■ Work to do:
Within the records that follow, find every line containing the string "label". Copy those lines.

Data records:
----------
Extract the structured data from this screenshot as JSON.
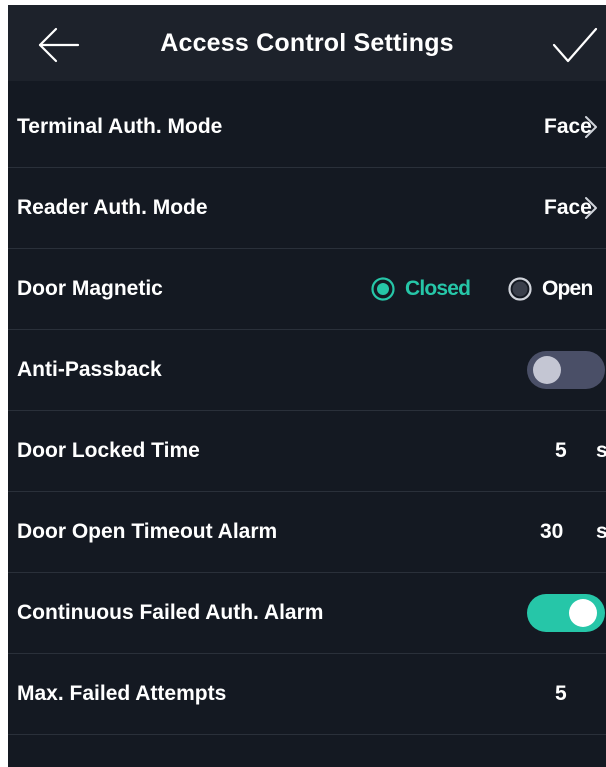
{
  "header": {
    "title": "Access Control Settings",
    "back_icon": "arrow-left-icon",
    "confirm_icon": "checkmark-icon"
  },
  "colors": {
    "background": "#141922",
    "header": "#1d222b",
    "accent": "#26c6a8",
    "toggle_off_track": "#4a4f67",
    "toggle_off_knob": "#c4c6d3",
    "divider": "#2a303a",
    "text": "#ffffff"
  },
  "settings": {
    "terminal_auth_mode": {
      "label": "Terminal Auth. Mode",
      "value": "Face"
    },
    "reader_auth_mode": {
      "label": "Reader Auth. Mode",
      "value": "Face"
    },
    "door_magnetic": {
      "label": "Door Magnetic",
      "options": [
        "Closed",
        "Open"
      ],
      "selected": "Closed"
    },
    "anti_passback": {
      "label": "Anti-Passback",
      "enabled": false
    },
    "door_locked_time": {
      "label": "Door Locked Time",
      "value": "5",
      "unit": "s"
    },
    "door_open_timeout_alarm": {
      "label": "Door Open Timeout Alarm",
      "value": "30",
      "unit": "s"
    },
    "continuous_failed_auth_alarm": {
      "label": "Continuous Failed Auth. Alarm",
      "enabled": true
    },
    "max_failed_attempts": {
      "label": "Max. Failed Attempts",
      "value": "5"
    }
  }
}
----------
■ Solution:
      "label": "Terminal Auth. Mode",
      "label": "Reader Auth. Mode",
      "label": "Door Magnetic",
      "label": "Anti-Passback",
      "label": "Door Locked Time",
      "label": "Door Open Timeout Alarm",
      "label": "Continuous Failed Auth. Alarm",
      "label": "Max. Failed Attempts",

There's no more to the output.